▶
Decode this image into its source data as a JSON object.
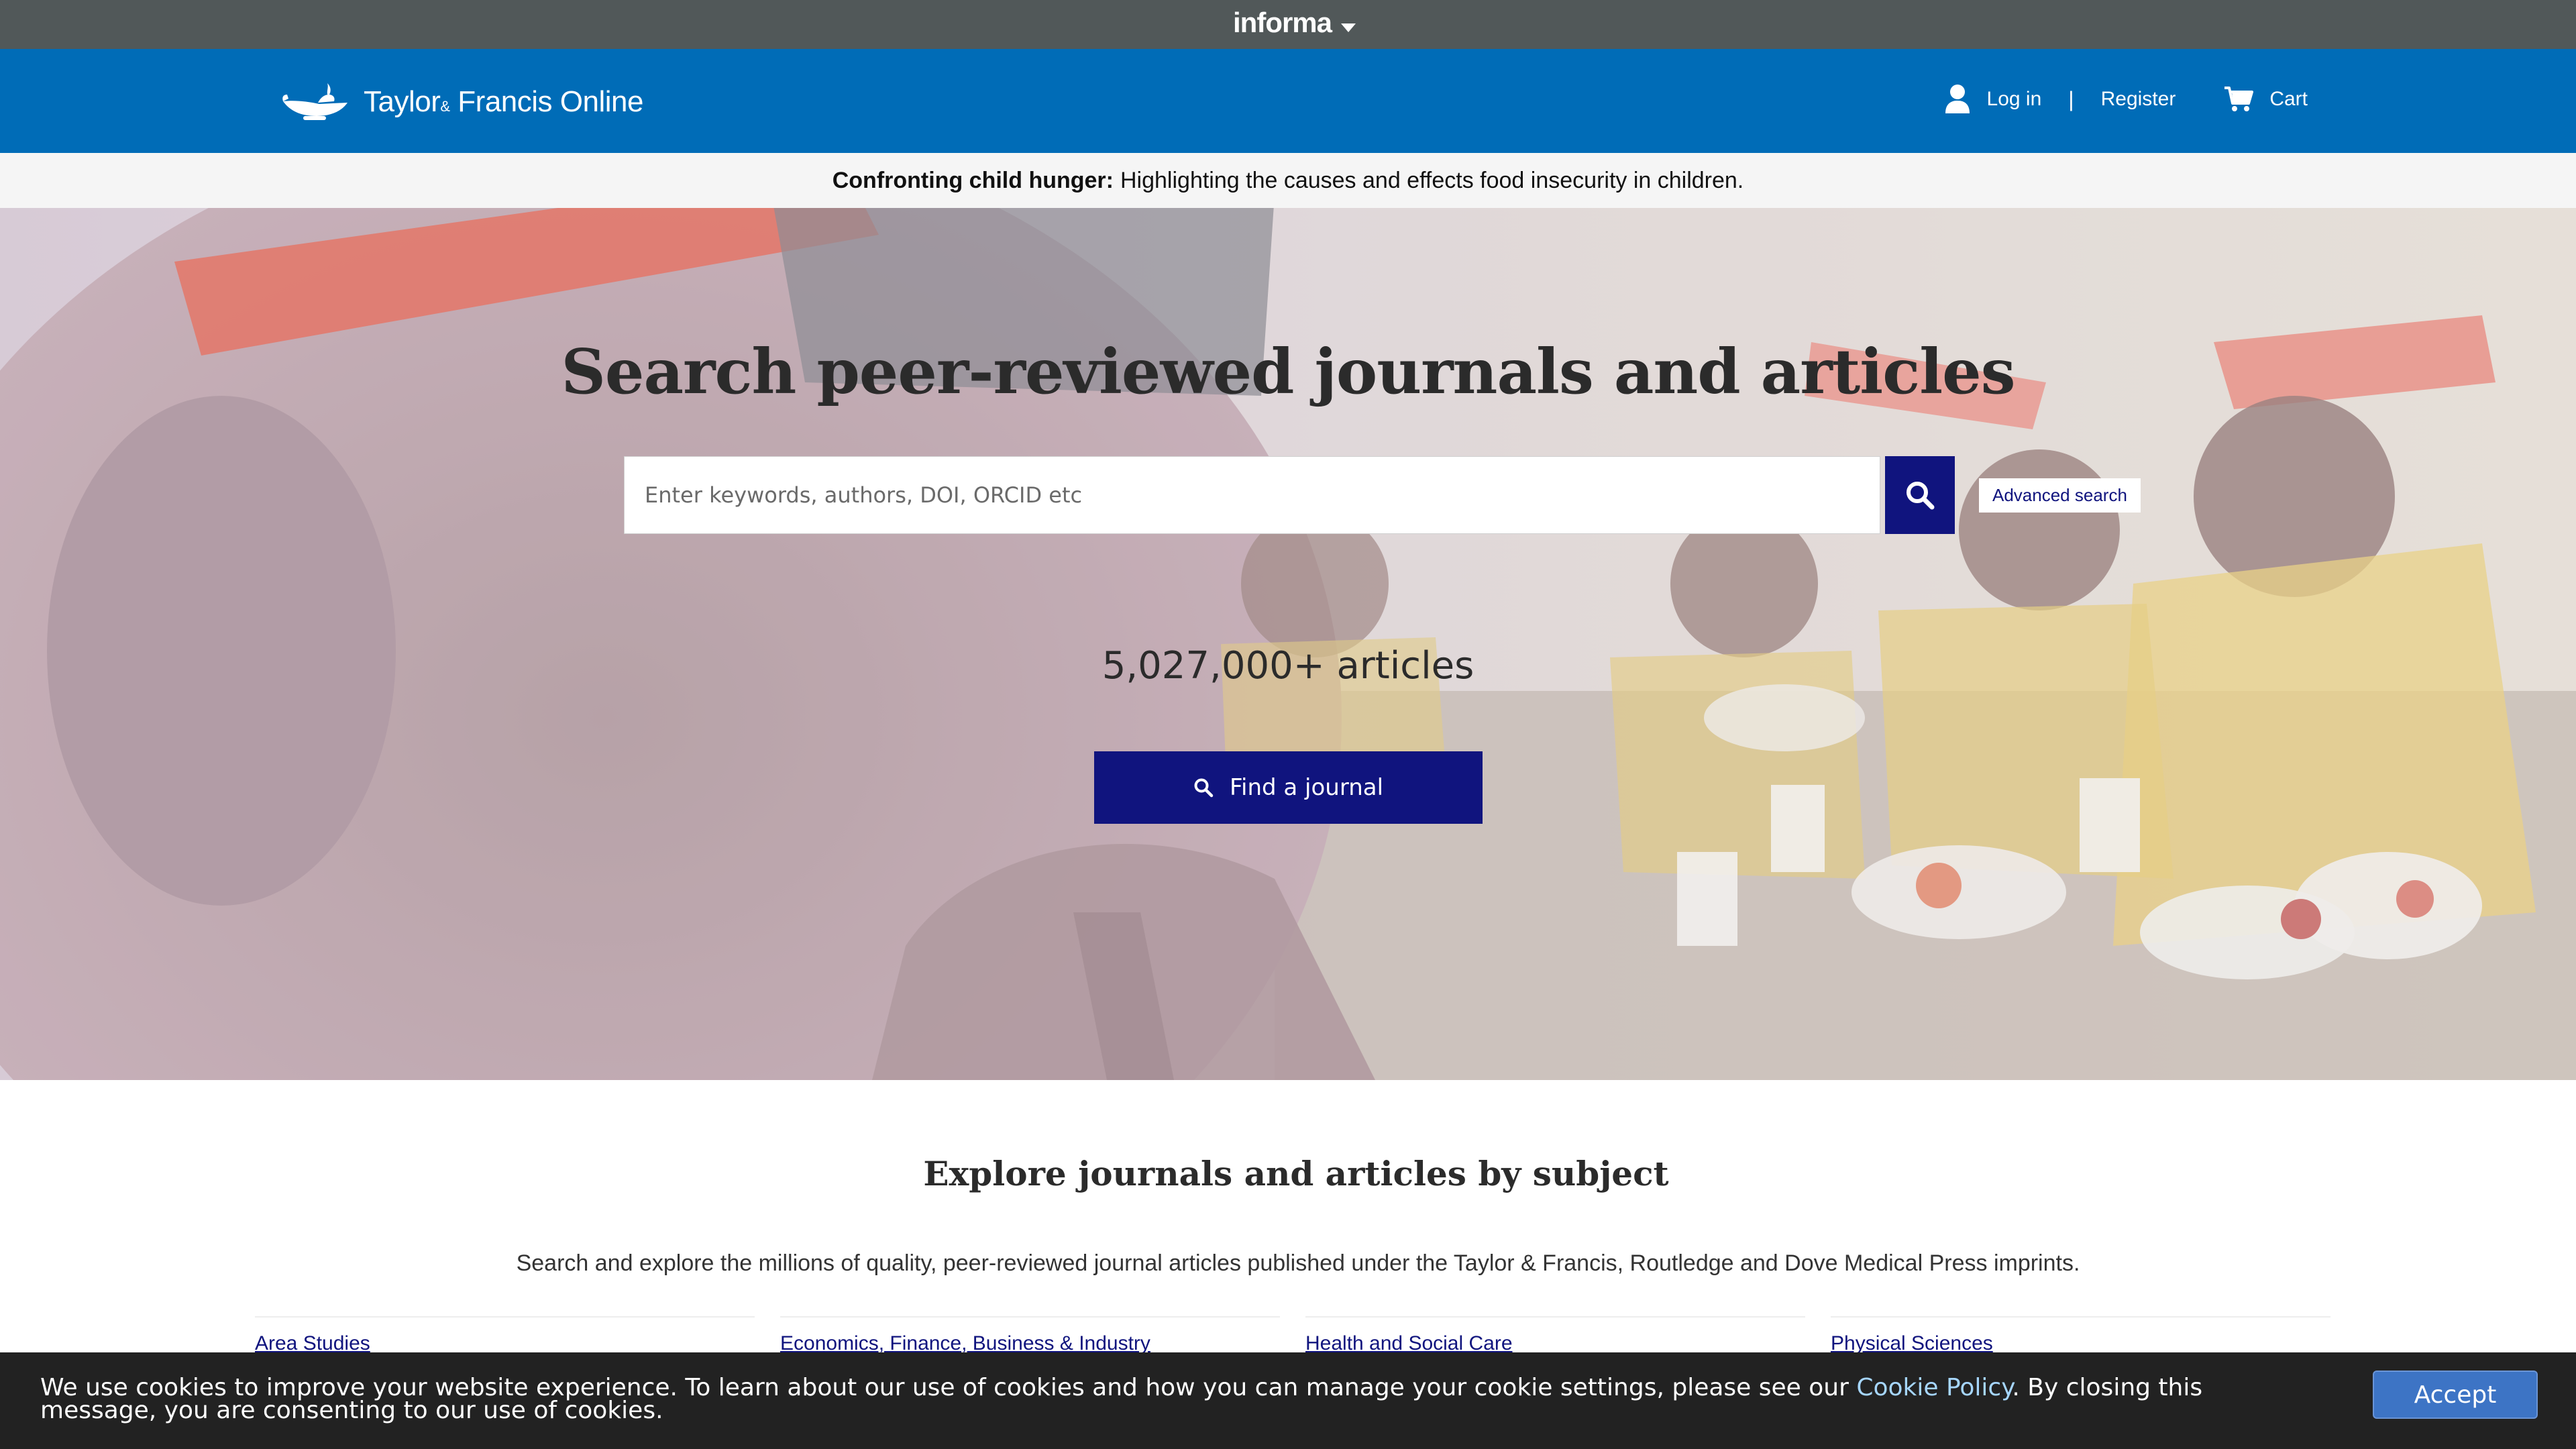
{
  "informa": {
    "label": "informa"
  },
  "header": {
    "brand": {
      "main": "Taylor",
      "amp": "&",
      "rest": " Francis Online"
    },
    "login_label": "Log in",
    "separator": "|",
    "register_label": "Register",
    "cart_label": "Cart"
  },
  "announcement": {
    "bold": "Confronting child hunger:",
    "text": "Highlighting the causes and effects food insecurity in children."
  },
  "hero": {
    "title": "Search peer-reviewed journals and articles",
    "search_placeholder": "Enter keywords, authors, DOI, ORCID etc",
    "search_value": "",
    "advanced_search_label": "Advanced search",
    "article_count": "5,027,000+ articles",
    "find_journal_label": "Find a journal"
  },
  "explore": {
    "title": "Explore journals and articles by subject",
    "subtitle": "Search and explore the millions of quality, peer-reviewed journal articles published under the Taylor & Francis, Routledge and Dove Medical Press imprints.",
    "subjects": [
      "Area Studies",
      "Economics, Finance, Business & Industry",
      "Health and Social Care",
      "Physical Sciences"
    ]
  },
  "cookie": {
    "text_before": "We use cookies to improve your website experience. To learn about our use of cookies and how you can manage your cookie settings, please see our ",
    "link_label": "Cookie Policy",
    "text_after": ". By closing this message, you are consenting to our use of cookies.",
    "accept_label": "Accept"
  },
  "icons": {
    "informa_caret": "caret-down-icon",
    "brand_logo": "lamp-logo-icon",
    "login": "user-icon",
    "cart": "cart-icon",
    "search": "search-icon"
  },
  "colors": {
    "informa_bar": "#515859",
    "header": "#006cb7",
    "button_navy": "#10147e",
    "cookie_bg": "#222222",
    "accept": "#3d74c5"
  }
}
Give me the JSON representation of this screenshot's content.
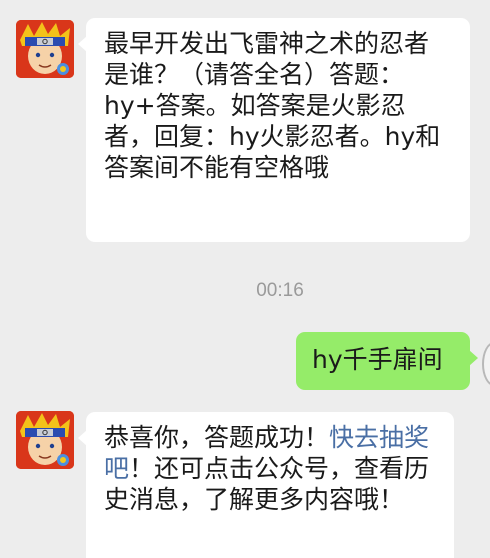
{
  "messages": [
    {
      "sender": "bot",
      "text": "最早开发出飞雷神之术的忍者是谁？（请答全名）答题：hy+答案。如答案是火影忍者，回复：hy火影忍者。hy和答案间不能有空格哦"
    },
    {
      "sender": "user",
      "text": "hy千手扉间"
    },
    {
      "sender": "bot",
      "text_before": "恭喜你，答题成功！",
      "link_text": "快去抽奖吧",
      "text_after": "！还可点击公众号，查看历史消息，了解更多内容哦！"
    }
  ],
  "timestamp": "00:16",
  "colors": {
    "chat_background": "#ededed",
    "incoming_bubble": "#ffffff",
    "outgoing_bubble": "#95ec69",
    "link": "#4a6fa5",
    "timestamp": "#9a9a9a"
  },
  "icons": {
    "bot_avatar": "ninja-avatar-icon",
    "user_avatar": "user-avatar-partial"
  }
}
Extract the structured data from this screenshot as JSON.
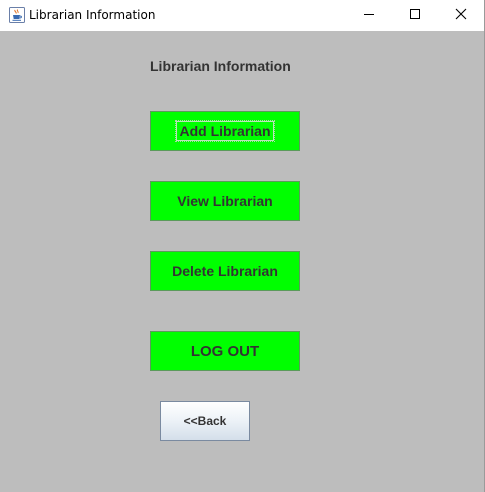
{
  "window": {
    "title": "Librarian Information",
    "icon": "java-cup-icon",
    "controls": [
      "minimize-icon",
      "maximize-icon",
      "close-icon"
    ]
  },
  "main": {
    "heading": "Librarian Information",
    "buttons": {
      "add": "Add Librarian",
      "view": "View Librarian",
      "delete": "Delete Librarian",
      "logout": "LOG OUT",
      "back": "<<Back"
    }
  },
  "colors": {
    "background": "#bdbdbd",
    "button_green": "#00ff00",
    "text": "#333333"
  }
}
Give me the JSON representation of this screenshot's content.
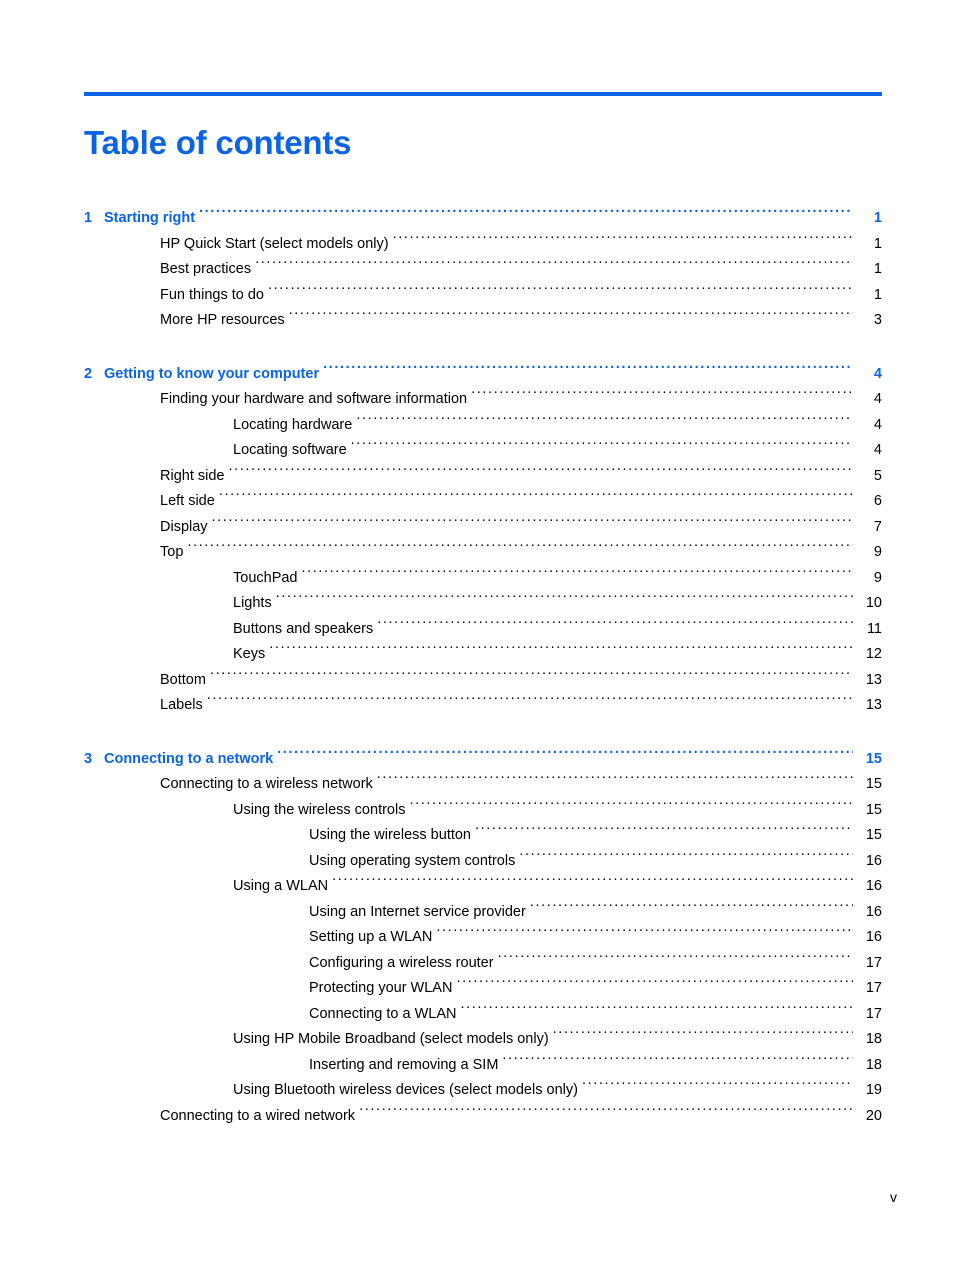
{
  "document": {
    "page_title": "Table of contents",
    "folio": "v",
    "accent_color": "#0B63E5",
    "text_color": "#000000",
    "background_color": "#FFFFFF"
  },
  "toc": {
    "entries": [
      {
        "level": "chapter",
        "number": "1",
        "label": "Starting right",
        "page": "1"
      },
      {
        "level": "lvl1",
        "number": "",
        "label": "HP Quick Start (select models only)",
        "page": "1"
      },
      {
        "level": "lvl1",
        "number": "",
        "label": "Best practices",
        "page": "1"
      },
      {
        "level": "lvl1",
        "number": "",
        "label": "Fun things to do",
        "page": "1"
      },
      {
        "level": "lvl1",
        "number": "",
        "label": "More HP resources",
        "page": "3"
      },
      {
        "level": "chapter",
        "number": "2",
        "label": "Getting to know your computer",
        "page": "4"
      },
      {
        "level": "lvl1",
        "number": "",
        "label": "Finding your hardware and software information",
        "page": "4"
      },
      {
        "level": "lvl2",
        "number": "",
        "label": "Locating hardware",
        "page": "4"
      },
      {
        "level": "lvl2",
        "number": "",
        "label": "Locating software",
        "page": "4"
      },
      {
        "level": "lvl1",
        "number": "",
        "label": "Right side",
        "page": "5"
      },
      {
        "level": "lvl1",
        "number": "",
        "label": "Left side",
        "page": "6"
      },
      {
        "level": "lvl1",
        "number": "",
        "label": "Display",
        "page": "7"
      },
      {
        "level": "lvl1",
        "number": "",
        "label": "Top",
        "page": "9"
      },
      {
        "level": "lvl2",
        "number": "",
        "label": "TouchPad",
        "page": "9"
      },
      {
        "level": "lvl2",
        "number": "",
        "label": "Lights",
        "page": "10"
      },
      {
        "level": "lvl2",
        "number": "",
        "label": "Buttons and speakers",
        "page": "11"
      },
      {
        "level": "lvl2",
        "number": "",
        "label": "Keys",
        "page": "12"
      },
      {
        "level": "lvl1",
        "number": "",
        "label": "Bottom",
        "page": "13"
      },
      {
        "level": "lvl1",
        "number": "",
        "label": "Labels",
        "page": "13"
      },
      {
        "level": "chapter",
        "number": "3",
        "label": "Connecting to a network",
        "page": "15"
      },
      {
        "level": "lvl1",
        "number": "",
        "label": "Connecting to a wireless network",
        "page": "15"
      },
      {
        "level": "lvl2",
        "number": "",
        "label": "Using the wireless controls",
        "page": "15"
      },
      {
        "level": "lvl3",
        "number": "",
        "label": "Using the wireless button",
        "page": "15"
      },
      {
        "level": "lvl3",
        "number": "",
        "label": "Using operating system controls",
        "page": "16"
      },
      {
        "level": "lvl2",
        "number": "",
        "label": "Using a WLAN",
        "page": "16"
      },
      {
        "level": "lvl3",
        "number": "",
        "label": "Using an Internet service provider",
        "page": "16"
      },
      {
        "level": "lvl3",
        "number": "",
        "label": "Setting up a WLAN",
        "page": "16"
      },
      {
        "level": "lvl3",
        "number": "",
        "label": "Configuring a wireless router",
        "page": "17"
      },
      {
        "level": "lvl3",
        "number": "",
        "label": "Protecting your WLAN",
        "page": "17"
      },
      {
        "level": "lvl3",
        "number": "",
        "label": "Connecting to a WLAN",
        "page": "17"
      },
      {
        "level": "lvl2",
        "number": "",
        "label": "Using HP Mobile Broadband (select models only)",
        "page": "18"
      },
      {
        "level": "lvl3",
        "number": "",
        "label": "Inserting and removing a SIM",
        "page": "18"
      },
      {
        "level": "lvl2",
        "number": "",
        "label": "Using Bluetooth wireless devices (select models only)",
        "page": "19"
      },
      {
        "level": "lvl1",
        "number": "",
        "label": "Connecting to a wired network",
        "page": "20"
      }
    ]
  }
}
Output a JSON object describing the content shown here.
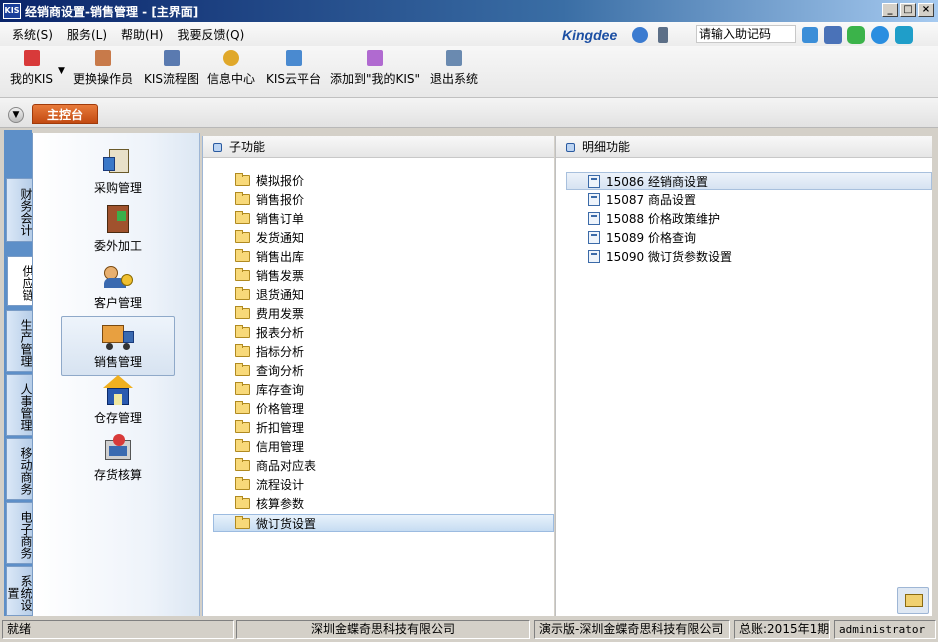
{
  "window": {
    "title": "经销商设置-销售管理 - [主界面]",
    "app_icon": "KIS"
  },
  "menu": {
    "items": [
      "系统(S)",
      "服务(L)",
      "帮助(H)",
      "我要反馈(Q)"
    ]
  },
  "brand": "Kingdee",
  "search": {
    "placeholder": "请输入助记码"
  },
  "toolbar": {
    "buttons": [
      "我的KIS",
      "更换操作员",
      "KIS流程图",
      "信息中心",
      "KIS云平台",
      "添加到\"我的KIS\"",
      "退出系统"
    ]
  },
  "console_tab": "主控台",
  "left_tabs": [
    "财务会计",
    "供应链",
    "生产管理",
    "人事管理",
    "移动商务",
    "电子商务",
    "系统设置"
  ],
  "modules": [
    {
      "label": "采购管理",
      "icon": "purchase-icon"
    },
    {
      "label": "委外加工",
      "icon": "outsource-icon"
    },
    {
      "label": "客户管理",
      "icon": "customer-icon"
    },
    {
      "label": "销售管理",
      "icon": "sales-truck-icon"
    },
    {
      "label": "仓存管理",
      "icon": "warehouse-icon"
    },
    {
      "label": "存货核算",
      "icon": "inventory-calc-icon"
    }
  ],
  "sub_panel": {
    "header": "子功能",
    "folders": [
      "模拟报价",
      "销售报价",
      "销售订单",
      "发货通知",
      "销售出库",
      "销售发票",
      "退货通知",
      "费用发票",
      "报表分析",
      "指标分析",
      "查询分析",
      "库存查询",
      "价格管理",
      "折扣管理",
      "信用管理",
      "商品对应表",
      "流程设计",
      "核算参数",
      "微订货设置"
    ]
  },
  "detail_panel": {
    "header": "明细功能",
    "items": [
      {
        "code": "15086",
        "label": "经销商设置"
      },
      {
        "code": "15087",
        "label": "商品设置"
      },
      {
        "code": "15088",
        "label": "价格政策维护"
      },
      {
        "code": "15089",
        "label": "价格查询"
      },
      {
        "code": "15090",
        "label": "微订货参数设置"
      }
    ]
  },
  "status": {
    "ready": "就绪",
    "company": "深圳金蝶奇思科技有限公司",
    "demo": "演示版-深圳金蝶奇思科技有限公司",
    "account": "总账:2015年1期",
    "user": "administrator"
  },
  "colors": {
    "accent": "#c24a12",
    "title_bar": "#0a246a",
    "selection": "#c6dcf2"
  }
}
◀
### TASK BRIEF
How many lines in the records above contain the word "WLAN"? Reply with the number alone.

### EXPECTED OUTPUT
4